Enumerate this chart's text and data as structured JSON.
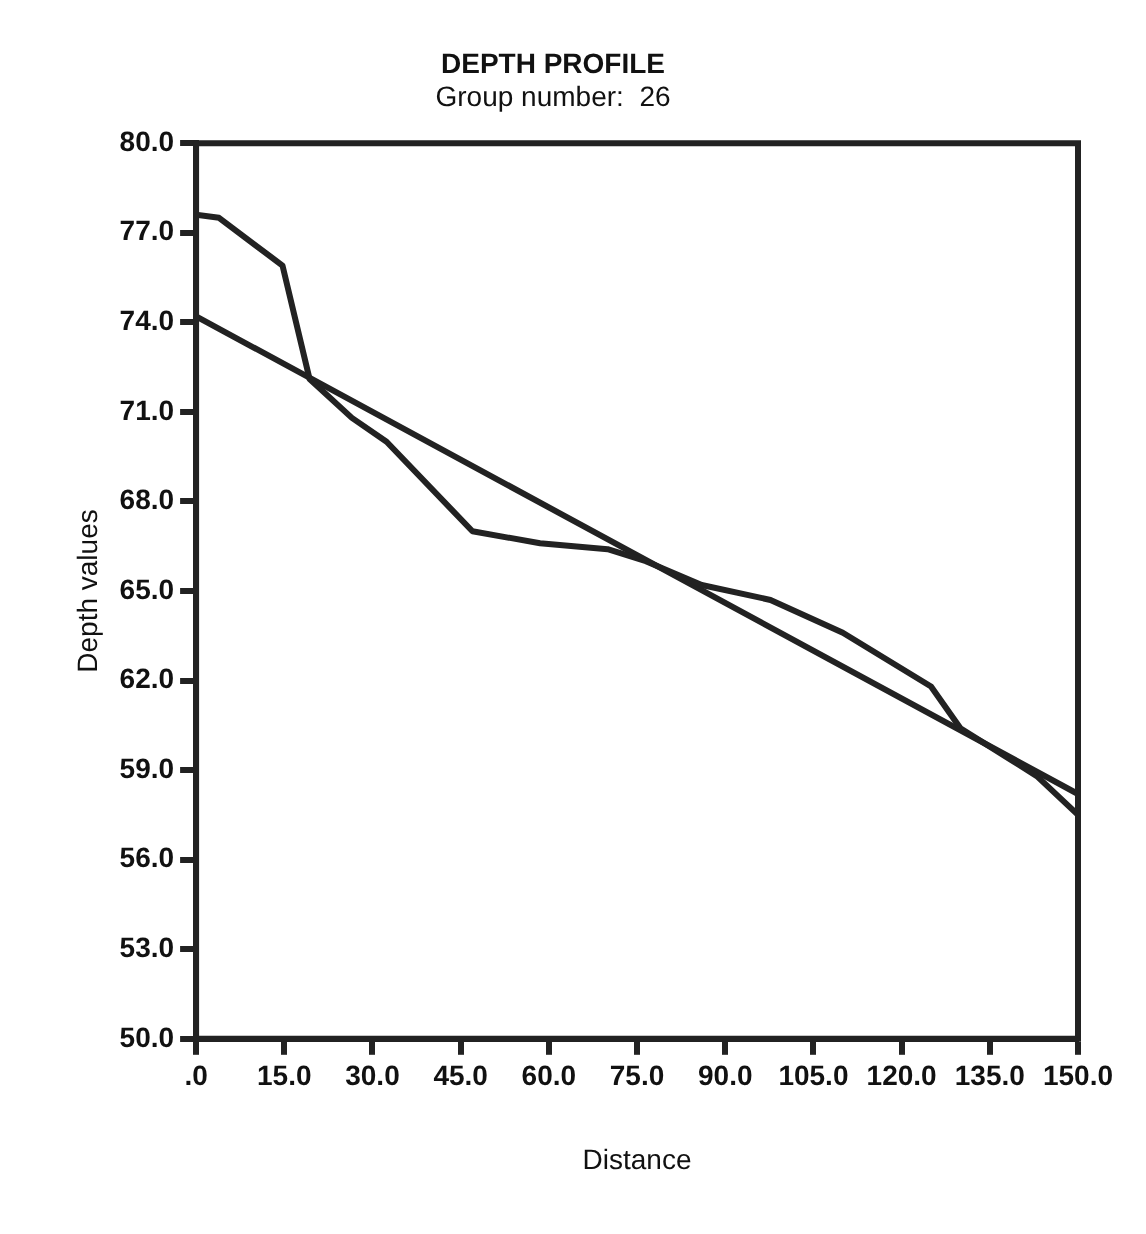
{
  "chart_data": {
    "type": "line",
    "title": "DEPTH PROFILE",
    "subtitle": "Group number:  26",
    "xlabel": "Distance",
    "ylabel": "Depth values",
    "series": [
      {
        "color": "#222222",
        "x": [
          0,
          3.9,
          14.7,
          19.3,
          26.5,
          32.4,
          47,
          58.5,
          70,
          76.5,
          86,
          97.7,
          110,
          125,
          130,
          143,
          150
        ],
        "values": [
          77.6,
          77.5,
          75.9,
          72.1,
          70.8,
          70.0,
          67.0,
          66.6,
          66.4,
          66.0,
          65.2,
          64.7,
          63.6,
          61.8,
          60.4,
          58.8,
          57.5
        ]
      },
      {
        "color": "#222222",
        "x": [
          0,
          150
        ],
        "values": [
          74.2,
          58.2
        ]
      }
    ],
    "xlim": [
      0,
      150
    ],
    "xticks": [
      {
        "value": 0,
        "label": ".0"
      },
      {
        "value": 15,
        "label": "15.0"
      },
      {
        "value": 30,
        "label": "30.0"
      },
      {
        "value": 45,
        "label": "45.0"
      },
      {
        "value": 60,
        "label": "60.0"
      },
      {
        "value": 75,
        "label": "75.0"
      },
      {
        "value": 90,
        "label": "90.0"
      },
      {
        "value": 105,
        "label": "105.0"
      },
      {
        "value": 120,
        "label": "120.0"
      },
      {
        "value": 135,
        "label": "135.0"
      },
      {
        "value": 150,
        "label": "150.0"
      }
    ],
    "ylim": [
      50,
      80
    ],
    "yticks": [
      {
        "value": 50,
        "label": "50.0"
      },
      {
        "value": 53,
        "label": "53.0"
      },
      {
        "value": 56,
        "label": "56.0"
      },
      {
        "value": 59,
        "label": "59.0"
      },
      {
        "value": 62,
        "label": "62.0"
      },
      {
        "value": 65,
        "label": "65.0"
      },
      {
        "value": 68,
        "label": "68.0"
      },
      {
        "value": 71,
        "label": "71.0"
      },
      {
        "value": 74,
        "label": "74.0"
      },
      {
        "value": 77,
        "label": "77.0"
      },
      {
        "value": 80,
        "label": "80.0"
      }
    ],
    "grid": false,
    "legend": false,
    "marker": "none",
    "line_style": "solid"
  }
}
◇ ◇ ◇ ◇
Transcribe the complete set of entries verbatim. No pictures belong in the copy.

Right answer:
Enumerate this chart's text and data as structured JSON.
{
  "chart_data": {
    "type": "line",
    "title": "DEPTH PROFILE",
    "subtitle": "Group number:  26",
    "xlabel": "Distance",
    "ylabel": "Depth values",
    "series": [
      {
        "color": "#222222",
        "x": [
          0,
          3.9,
          14.7,
          19.3,
          26.5,
          32.4,
          47,
          58.5,
          70,
          76.5,
          86,
          97.7,
          110,
          125,
          130,
          143,
          150
        ],
        "values": [
          77.6,
          77.5,
          75.9,
          72.1,
          70.8,
          70.0,
          67.0,
          66.6,
          66.4,
          66.0,
          65.2,
          64.7,
          63.6,
          61.8,
          60.4,
          58.8,
          57.5
        ]
      },
      {
        "color": "#222222",
        "x": [
          0,
          150
        ],
        "values": [
          74.2,
          58.2
        ]
      }
    ],
    "xlim": [
      0,
      150
    ],
    "xticks": [
      {
        "value": 0,
        "label": ".0"
      },
      {
        "value": 15,
        "label": "15.0"
      },
      {
        "value": 30,
        "label": "30.0"
      },
      {
        "value": 45,
        "label": "45.0"
      },
      {
        "value": 60,
        "label": "60.0"
      },
      {
        "value": 75,
        "label": "75.0"
      },
      {
        "value": 90,
        "label": "90.0"
      },
      {
        "value": 105,
        "label": "105.0"
      },
      {
        "value": 120,
        "label": "120.0"
      },
      {
        "value": 135,
        "label": "135.0"
      },
      {
        "value": 150,
        "label": "150.0"
      }
    ],
    "ylim": [
      50,
      80
    ],
    "yticks": [
      {
        "value": 50,
        "label": "50.0"
      },
      {
        "value": 53,
        "label": "53.0"
      },
      {
        "value": 56,
        "label": "56.0"
      },
      {
        "value": 59,
        "label": "59.0"
      },
      {
        "value": 62,
        "label": "62.0"
      },
      {
        "value": 65,
        "label": "65.0"
      },
      {
        "value": 68,
        "label": "68.0"
      },
      {
        "value": 71,
        "label": "71.0"
      },
      {
        "value": 74,
        "label": "74.0"
      },
      {
        "value": 77,
        "label": "77.0"
      },
      {
        "value": 80,
        "label": "80.0"
      }
    ],
    "grid": false,
    "legend": false,
    "marker": "none",
    "line_style": "solid"
  }
}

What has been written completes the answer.